### [INSTRUCTIONS FOR THE TASK]
Copy the records that follow exactly as written, but not their pictures.

### [DATA FOR THE TASK]

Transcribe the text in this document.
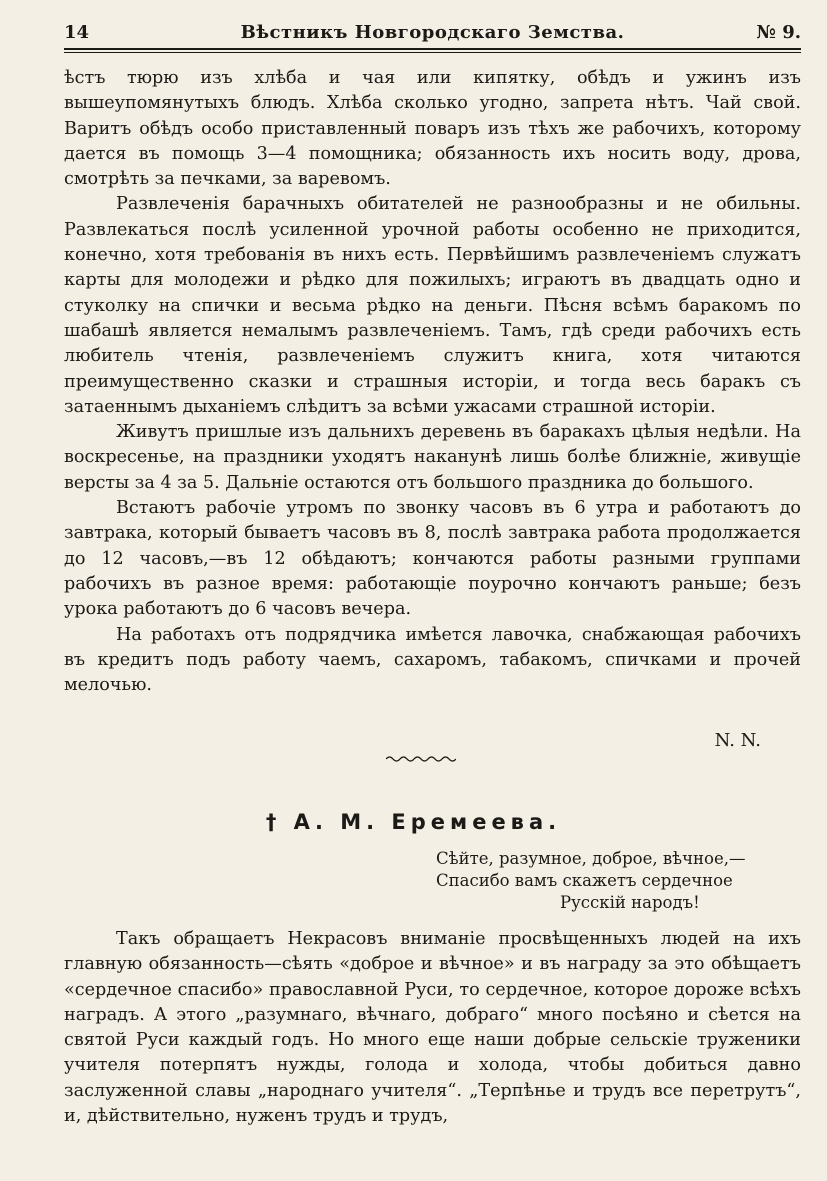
14	Вѣстникъ Новгородскаго Земства.	№ 9.

ѣстъ тюрю изъ хлѣба и чая или кипятку, обѣдъ и ужинъ изъ вышеупомянутыхъ блюдъ. Хлѣба сколько угодно, запрета нѣтъ. Чай свой. Варитъ обѣдъ особо приставленный поваръ изъ тѣхъ же рабочихъ, которому дается въ помощь 3—4 помощника; обязанность ихъ носить воду, дрова, смотрѣть за печками, за варевомъ.

Развлеченія барачныхъ обитателей не разнообразны и не обильны. Развлекаться послѣ усиленной урочной работы особенно не приходится, конечно, хотя требованія въ нихъ есть. Первѣйшимъ развлеченіемъ служатъ карты для молодежи и рѣдко для пожилыхъ; играютъ въ двадцать одно и стуколку на спички и весьма рѣдко на деньги. Пѣсня всѣмъ баракомъ по шабашѣ является немалымъ развлеченіемъ. Тамъ, гдѣ среди рабочихъ есть любитель чтенія, развлеченіемъ служитъ книга, хотя читаются преимущественно сказки и страшныя исторіи, и тогда весь баракъ съ затаеннымъ дыханіемъ слѣдитъ за всѣми ужасами страшной исторіи.

Живутъ пришлые изъ дальнихъ деревень въ баракахъ цѣлыя недѣли. На воскресенье, на праздники уходятъ наканунѣ лишь болѣе ближніе, живущіе версты за 4 за 5. Дальніе остаются отъ большого праздника до большого.

Встаютъ рабочіе утромъ по звонку часовъ въ 6 утра и работаютъ до завтрака, который бываетъ часовъ въ 8, послѣ завтрака работа продолжается до 12 часовъ,—въ 12 обѣдаютъ; кончаются работы разными группами рабочихъ въ разное время: работающіе поурочно кончаютъ раньше; безъ урока работаютъ до 6 часовъ вечера.

На работахъ отъ подрядчика имѣется лавочка, снабжающая рабочихъ въ кредитъ подъ работу чаемъ, сахаромъ, табакомъ, спичками и прочей мелочью.

N. N.
† А. М. Еремеева.
Сѣйте, разумное, доброе, вѣчное,—
Спасибо вамъ скажетъ сердечное
Русскій народъ!

Такъ обращаетъ Некрасовъ вниманіе просвѣщенныхъ людей на ихъ главную обязанность—сѣять «доброе и вѣчное» и въ награду за это обѣщаетъ «сердечное спасибо» православной Руси, то сердечное, которое дороже всѣхъ наградъ. А этого „разумнаго, вѣчнаго, добраго“ много посѣяно и сѣется на святой Руси каждый годъ. Но много еще наши добрые сельскіе труженики учителя потерпятъ нужды, голода и холода, чтобы добиться давно заслуженной славы „народнаго учителя“. „Терпѣнье и трудъ все перетрутъ“, и, дѣйствительно, нуженъ трудъ и трудъ,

### [WRITTEN ANSWER]
Transcribe the text in this document.
14	Вѣстникъ Новгородскаго Земства.	№ 9.

ѣстъ тюрю изъ хлѣба и чая или кипятку, обѣдъ и ужинъ изъ вышеупомянутыхъ блюдъ. Хлѣба сколько угодно, запрета нѣтъ. Чай свой. Варитъ обѣдъ особо приставленный поваръ изъ тѣхъ же рабочихъ, которому дается въ помощь 3—4 помощника; обязанность ихъ носить воду, дрова, смотрѣть за печками, за варевомъ.

Развлеченія барачныхъ обитателей не разнообразны и не обильны. Развлекаться послѣ усиленной урочной работы особенно не приходится, конечно, хотя требованія въ нихъ есть. Первѣйшимъ развлеченіемъ служатъ карты для молодежи и рѣдко для пожилыхъ; играютъ въ двадцать одно и стуколку на спички и весьма рѣдко на деньги. Пѣсня всѣмъ баракомъ по шабашѣ является немалымъ развлеченіемъ. Тамъ, гдѣ среди рабочихъ есть любитель чтенія, развлеченіемъ служитъ книга, хотя читаются преимущественно сказки и страшныя исторіи, и тогда весь баракъ съ затаеннымъ дыханіемъ слѣдитъ за всѣми ужасами страшной исторіи.

Живутъ пришлые изъ дальнихъ деревень въ баракахъ цѣлыя недѣли. На воскресенье, на праздники уходятъ наканунѣ лишь болѣе ближніе, живущіе версты за 4 за 5. Дальніе остаются отъ большого праздника до большого.

Встаютъ рабочіе утромъ по звонку часовъ въ 6 утра и работаютъ до завтрака, который бываетъ часовъ въ 8, послѣ завтрака работа продолжается до 12 часовъ,—въ 12 обѣдаютъ; кончаются работы разными группами рабочихъ въ разное время: работающіе поурочно кончаютъ раньше; безъ урока работаютъ до 6 часовъ вечера.

На работахъ отъ подрядчика имѣется лавочка, снабжающая рабочихъ въ кредитъ подъ работу чаемъ, сахаромъ, табакомъ, спичками и прочей мелочью.

N. N.
† А. М. Еремеева.
Сѣйте, разумное, доброе, вѣчное,—
Спасибо вамъ скажетъ сердечное
Русскій народъ!

Такъ обращаетъ Некрасовъ вниманіе просвѣщенныхъ людей на ихъ главную обязанность—сѣять «доброе и вѣчное» и въ награду за это обѣщаетъ «сердечное спасибо» православной Руси, то сердечное, которое дороже всѣхъ наградъ. А этого „разумнаго, вѣчнаго, добраго“ много посѣяно и сѣется на святой Руси каждый годъ. Но много еще наши добрые сельскіе труженики учителя потерпятъ нужды, голода и холода, чтобы добиться давно заслуженной славы „народнаго учителя“. „Терпѣнье и трудъ все перетрутъ“, и, дѣйствительно, нуженъ трудъ и трудъ,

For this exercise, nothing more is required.